> **Task to carry out**: Do not include the pictures; repeat the rest of the data exactly.

#### Records for this task

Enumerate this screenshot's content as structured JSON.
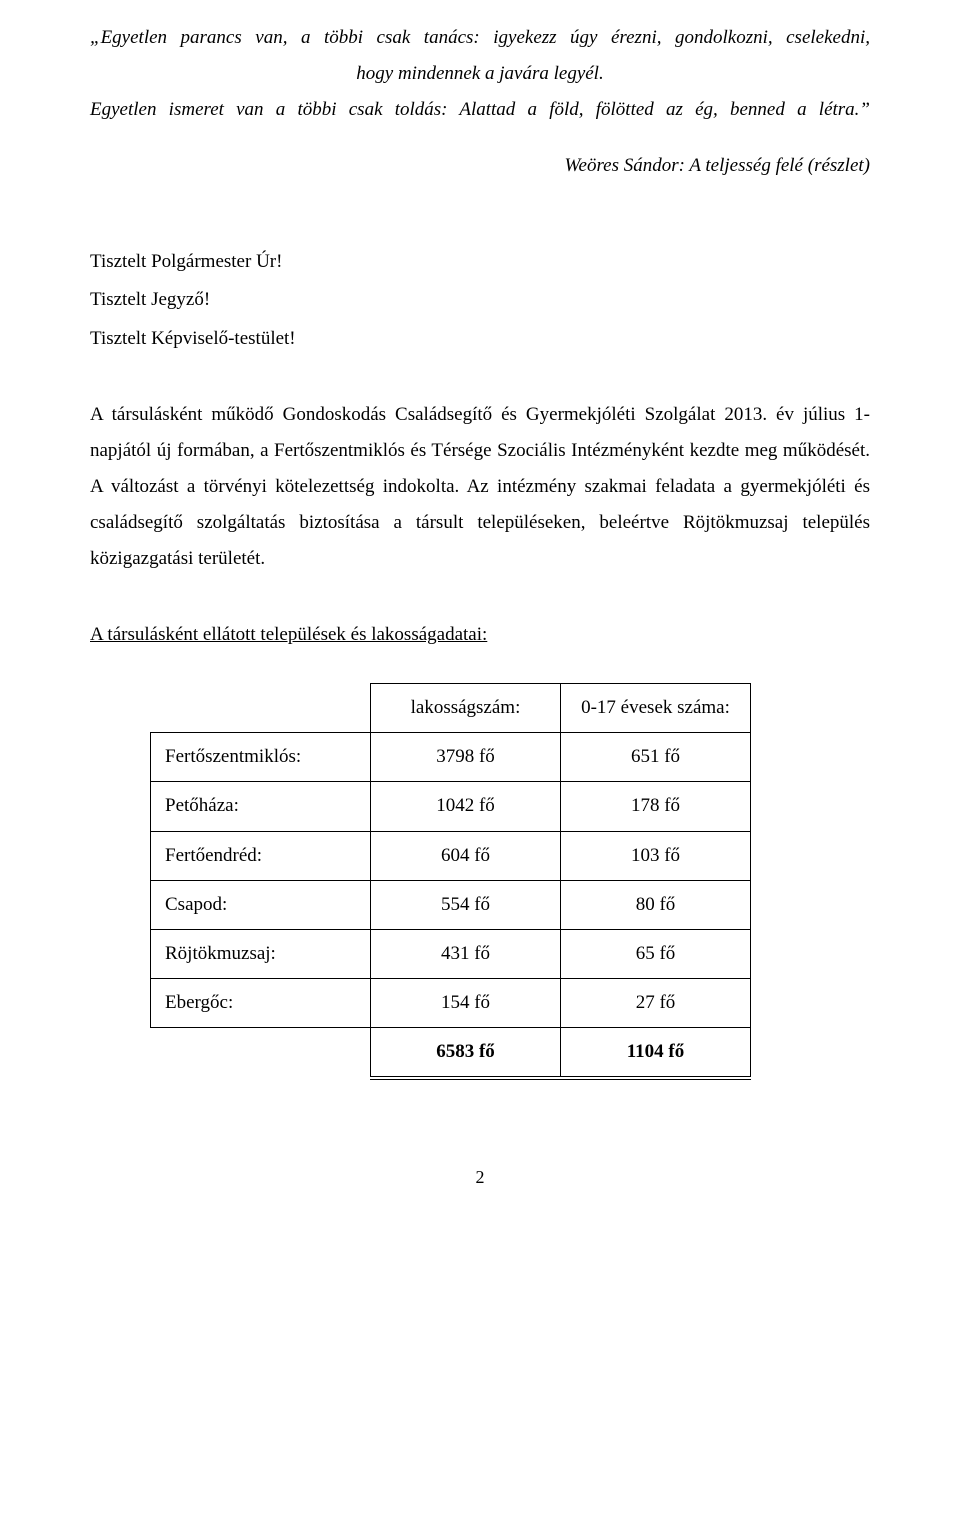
{
  "quote": {
    "line1": "„Egyetlen parancs van, a többi csak tanács: igyekezz úgy érezni, gondolkozni, cselekedni,",
    "line2": "hogy mindennek a javára legyél.",
    "line3": "Egyetlen ismeret van a többi csak toldás: Alattad a föld, fölötted az ég, benned a létra.”",
    "attribution": "Weöres Sándor: A teljesség felé (részlet)"
  },
  "salutation": {
    "line1": "Tisztelt Polgármester Úr!",
    "line2": "Tisztelt Jegyző!",
    "line3": "Tisztelt Képviselő-testület!"
  },
  "paragraph": "A társulásként működő Gondoskodás Családsegítő és Gyermekjóléti Szolgálat 2013. év július 1-napjától új formában, a Fertőszentmiklós és Térsége Szociális Intézményként kezdte meg működését. A változást a törvényi kötelezettség indokolta. Az intézmény szakmai feladata a gyermekjóléti és családsegítő szolgáltatás biztosítása a társult településeken, beleértve Röjtökmuzsaj település közigazgatási területét.",
  "section_heading": " A társulásként ellátott települések és lakosságadatai:",
  "table": {
    "header": {
      "col1": "",
      "col2": "lakosságszám:",
      "col3": "0-17 évesek száma:"
    },
    "rows": [
      {
        "label": "Fertőszentmiklós:",
        "pop": "3798 fő",
        "youth": "651 fő"
      },
      {
        "label": "Petőháza:",
        "pop": "1042 fő",
        "youth": "178 fő"
      },
      {
        "label": "Fertőendréd:",
        "pop": "604 fő",
        "youth": "103 fő"
      },
      {
        "label": "Csapod:",
        "pop": "554 fő",
        "youth": "80 fő"
      },
      {
        "label": "Röjtökmuzsaj:",
        "pop": "431 fő",
        "youth": "65 fő"
      },
      {
        "label": "Ebergőc:",
        "pop": "154 fő",
        "youth": "27 fő"
      }
    ],
    "total": {
      "label": "",
      "pop": "6583 fő",
      "youth": "1104 fő"
    }
  },
  "page_number": "2"
}
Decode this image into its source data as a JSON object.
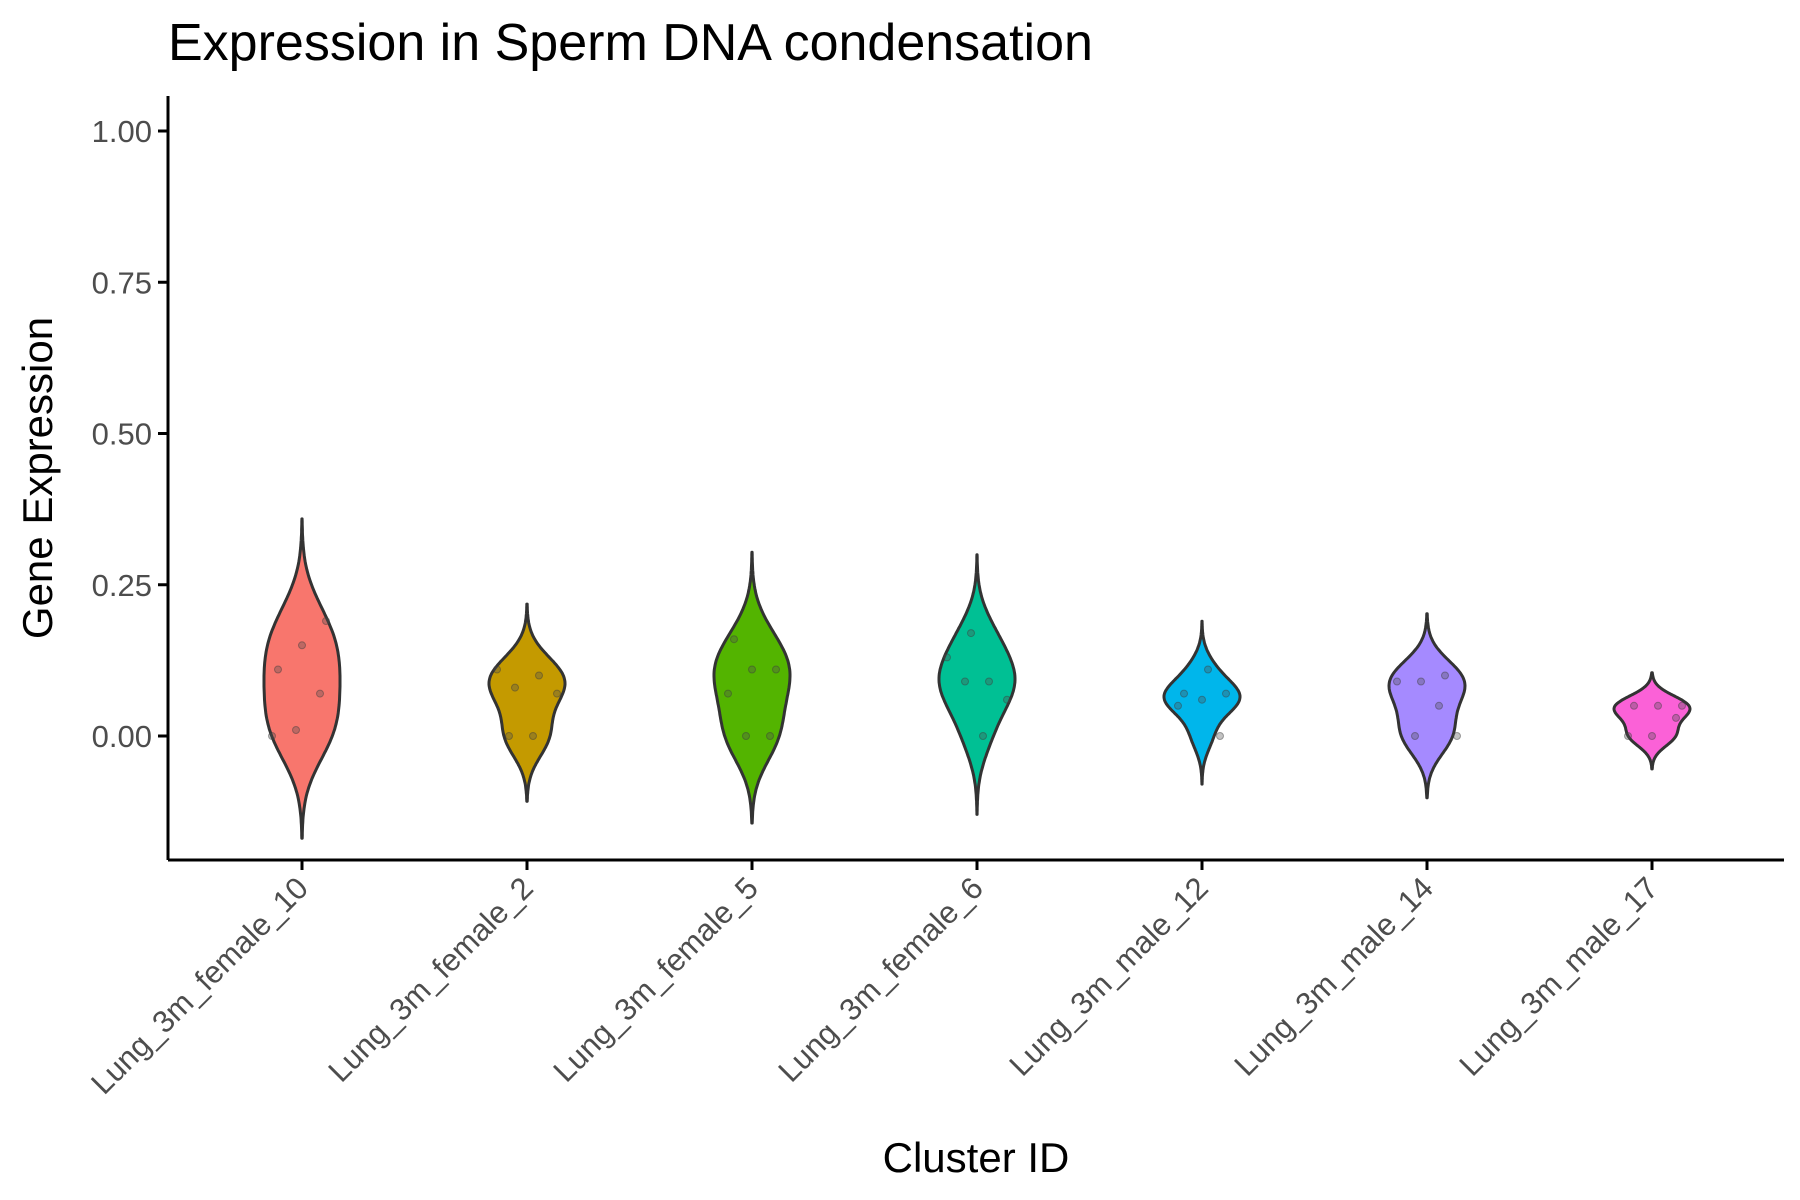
{
  "chart_data": {
    "type": "violin",
    "title": "Expression in Sperm DNA condensation",
    "xlabel": "Cluster ID",
    "ylabel": "Gene Expression",
    "ylim": [
      -0.2,
      1.05
    ],
    "y_ticks": [
      0.0,
      0.25,
      0.5,
      0.75,
      1.0
    ],
    "y_tick_labels": [
      "0.00",
      "0.25",
      "0.50",
      "0.75",
      "1.00"
    ],
    "grid": false,
    "legend": "none",
    "categories": [
      "Lung_3m_female_10",
      "Lung_3m_female_2",
      "Lung_3m_female_5",
      "Lung_3m_female_6",
      "Lung_3m_male_12",
      "Lung_3m_male_14",
      "Lung_3m_male_17"
    ],
    "colors": [
      "#F8766D",
      "#C49A00",
      "#53B400",
      "#00C094",
      "#00B6EB",
      "#A58AFF",
      "#FB61D7"
    ],
    "points": [
      [
        0.0,
        0.01,
        0.07,
        0.11,
        0.15,
        0.19
      ],
      [
        0.0,
        0.0,
        0.07,
        0.08,
        0.1,
        0.11
      ],
      [
        0.0,
        0.0,
        0.07,
        0.11,
        0.11,
        0.16
      ],
      [
        0.0,
        0.06,
        0.09,
        0.09,
        0.13,
        0.17
      ],
      [
        0.0,
        0.05,
        0.06,
        0.07,
        0.07,
        0.11
      ],
      [
        0.0,
        0.0,
        0.05,
        0.09,
        0.09,
        0.1
      ],
      [
        0.0,
        0.0,
        0.03,
        0.05,
        0.05,
        0.05
      ]
    ]
  }
}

########

> **Response to this exercise**:
Enumerate this screenshot's content as structured JSON.
{
  "quote": {
    "line1": "„Egyetlen parancs van, a többi csak tanács: igyekezz úgy érezni, gondolkozni, cselekedni,",
    "line2": "hogy mindennek a javára legyél.",
    "line3": "Egyetlen ismeret van a többi csak toldás: Alattad a föld, fölötted az ég, benned a létra.”",
    "attribution": "Weöres Sándor: A teljesség felé (részlet)"
  },
  "salutation": {
    "line1": "Tisztelt Polgármester Úr!",
    "line2": "Tisztelt Jegyző!",
    "line3": "Tisztelt Képviselő-testület!"
  },
  "paragraph": "A társulásként működő Gondoskodás Családsegítő és Gyermekjóléti Szolgálat 2013. év július 1-napjától új formában, a Fertőszentmiklós és Térsége Szociális Intézményként kezdte meg működését. A változást a törvényi kötelezettség indokolta. Az intézmény szakmai feladata a gyermekjóléti és családsegítő szolgáltatás biztosítása a társult településeken, beleértve Röjtökmuzsaj település közigazgatási területét.",
  "section_heading": " A társulásként ellátott települések és lakosságadatai:",
  "table": {
    "header": {
      "col1": "",
      "col2": "lakosságszám:",
      "col3": "0-17 évesek száma:"
    },
    "rows": [
      {
        "label": "Fertőszentmiklós:",
        "pop": "3798 fő",
        "youth": "651 fő"
      },
      {
        "label": "Petőháza:",
        "pop": "1042 fő",
        "youth": "178 fő"
      },
      {
        "label": "Fertőendréd:",
        "pop": "604 fő",
        "youth": "103 fő"
      },
      {
        "label": "Csapod:",
        "pop": "554 fő",
        "youth": "80 fő"
      },
      {
        "label": "Röjtökmuzsaj:",
        "pop": "431 fő",
        "youth": "65 fő"
      },
      {
        "label": "Ebergőc:",
        "pop": "154 fő",
        "youth": "27 fő"
      }
    ],
    "total": {
      "label": "",
      "pop": "6583 fő",
      "youth": "1104 fő"
    }
  },
  "page_number": "2"
}
Decode this image into its source data as a JSON object.
{
  "chart_data": {
    "type": "violin",
    "title": "Expression in Sperm DNA condensation",
    "xlabel": "Cluster ID",
    "ylabel": "Gene Expression",
    "ylim": [
      -0.2,
      1.05
    ],
    "y_ticks": [
      0.0,
      0.25,
      0.5,
      0.75,
      1.0
    ],
    "y_tick_labels": [
      "0.00",
      "0.25",
      "0.50",
      "0.75",
      "1.00"
    ],
    "grid": false,
    "legend": "none",
    "categories": [
      "Lung_3m_female_10",
      "Lung_3m_female_2",
      "Lung_3m_female_5",
      "Lung_3m_female_6",
      "Lung_3m_male_12",
      "Lung_3m_male_14",
      "Lung_3m_male_17"
    ],
    "colors": [
      "#F8766D",
      "#C49A00",
      "#53B400",
      "#00C094",
      "#00B6EB",
      "#A58AFF",
      "#FB61D7"
    ],
    "points": [
      [
        0.0,
        0.01,
        0.07,
        0.11,
        0.15,
        0.19
      ],
      [
        0.0,
        0.0,
        0.07,
        0.08,
        0.1,
        0.11
      ],
      [
        0.0,
        0.0,
        0.07,
        0.11,
        0.11,
        0.16
      ],
      [
        0.0,
        0.06,
        0.09,
        0.09,
        0.13,
        0.17
      ],
      [
        0.0,
        0.05,
        0.06,
        0.07,
        0.07,
        0.11
      ],
      [
        0.0,
        0.0,
        0.05,
        0.09,
        0.09,
        0.1
      ],
      [
        0.0,
        0.0,
        0.03,
        0.05,
        0.05,
        0.05
      ]
    ]
  }
}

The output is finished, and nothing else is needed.